··· Rows

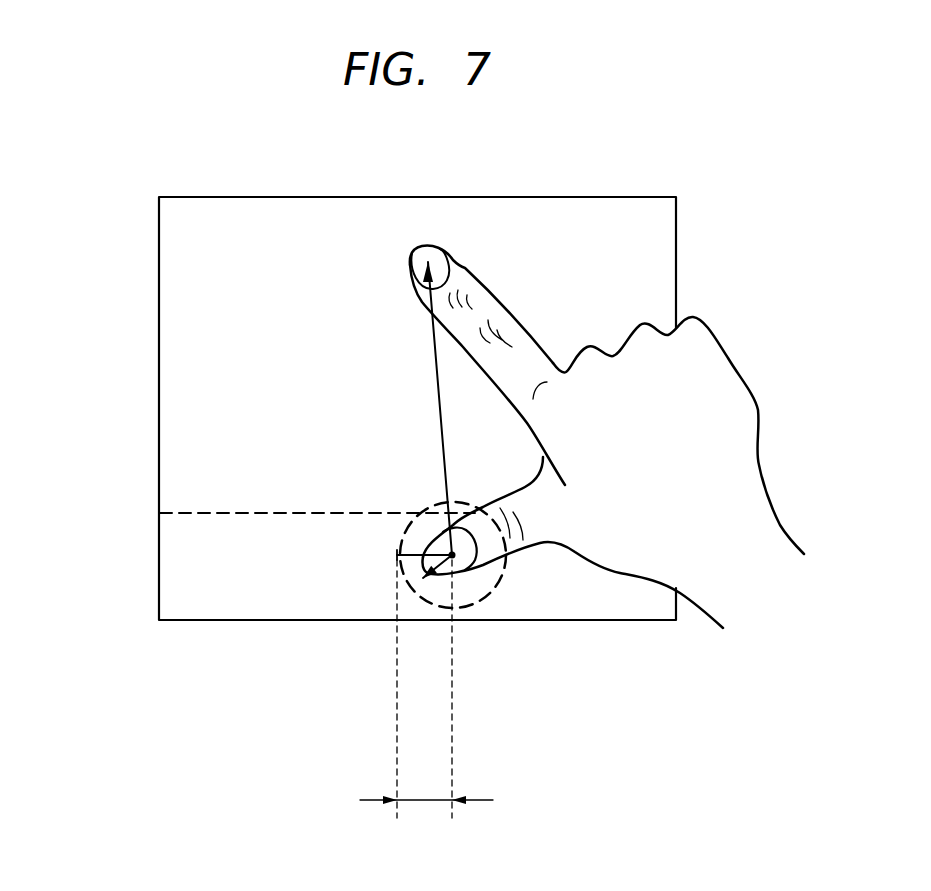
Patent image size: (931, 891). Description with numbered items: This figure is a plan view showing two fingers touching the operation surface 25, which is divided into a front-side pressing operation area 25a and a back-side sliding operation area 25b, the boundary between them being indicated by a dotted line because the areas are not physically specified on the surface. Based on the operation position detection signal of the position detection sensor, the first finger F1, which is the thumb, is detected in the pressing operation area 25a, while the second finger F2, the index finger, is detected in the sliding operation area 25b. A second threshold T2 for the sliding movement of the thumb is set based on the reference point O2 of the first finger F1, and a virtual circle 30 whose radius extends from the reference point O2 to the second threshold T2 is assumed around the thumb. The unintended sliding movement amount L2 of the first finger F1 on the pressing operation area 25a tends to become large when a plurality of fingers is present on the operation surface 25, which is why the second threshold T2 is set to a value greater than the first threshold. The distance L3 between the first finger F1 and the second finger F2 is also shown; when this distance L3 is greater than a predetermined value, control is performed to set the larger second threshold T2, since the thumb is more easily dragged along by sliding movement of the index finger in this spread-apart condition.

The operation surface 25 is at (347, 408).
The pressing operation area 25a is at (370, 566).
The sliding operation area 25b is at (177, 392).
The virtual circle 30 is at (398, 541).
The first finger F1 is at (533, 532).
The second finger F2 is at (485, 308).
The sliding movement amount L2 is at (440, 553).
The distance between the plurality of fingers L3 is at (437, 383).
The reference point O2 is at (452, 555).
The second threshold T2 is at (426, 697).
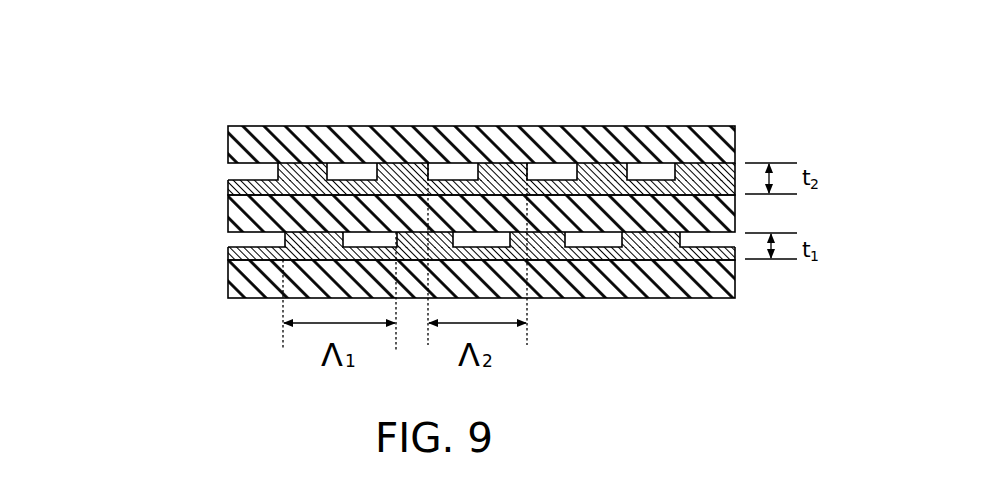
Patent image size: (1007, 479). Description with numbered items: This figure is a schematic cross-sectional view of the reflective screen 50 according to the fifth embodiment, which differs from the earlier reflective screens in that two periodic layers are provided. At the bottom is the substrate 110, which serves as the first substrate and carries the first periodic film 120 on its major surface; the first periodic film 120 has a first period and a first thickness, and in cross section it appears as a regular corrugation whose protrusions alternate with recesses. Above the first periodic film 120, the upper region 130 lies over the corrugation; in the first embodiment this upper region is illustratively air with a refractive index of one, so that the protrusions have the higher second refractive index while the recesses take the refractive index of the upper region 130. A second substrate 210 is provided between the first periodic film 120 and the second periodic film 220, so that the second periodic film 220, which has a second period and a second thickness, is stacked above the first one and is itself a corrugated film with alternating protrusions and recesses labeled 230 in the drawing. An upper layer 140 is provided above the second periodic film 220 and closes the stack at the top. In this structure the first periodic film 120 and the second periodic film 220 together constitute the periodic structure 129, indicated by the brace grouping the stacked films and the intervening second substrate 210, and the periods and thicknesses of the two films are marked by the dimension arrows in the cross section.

······

## The task
Please state how many lines in the rows above contain the word "operation". Give only the number.

## Answer for the task
4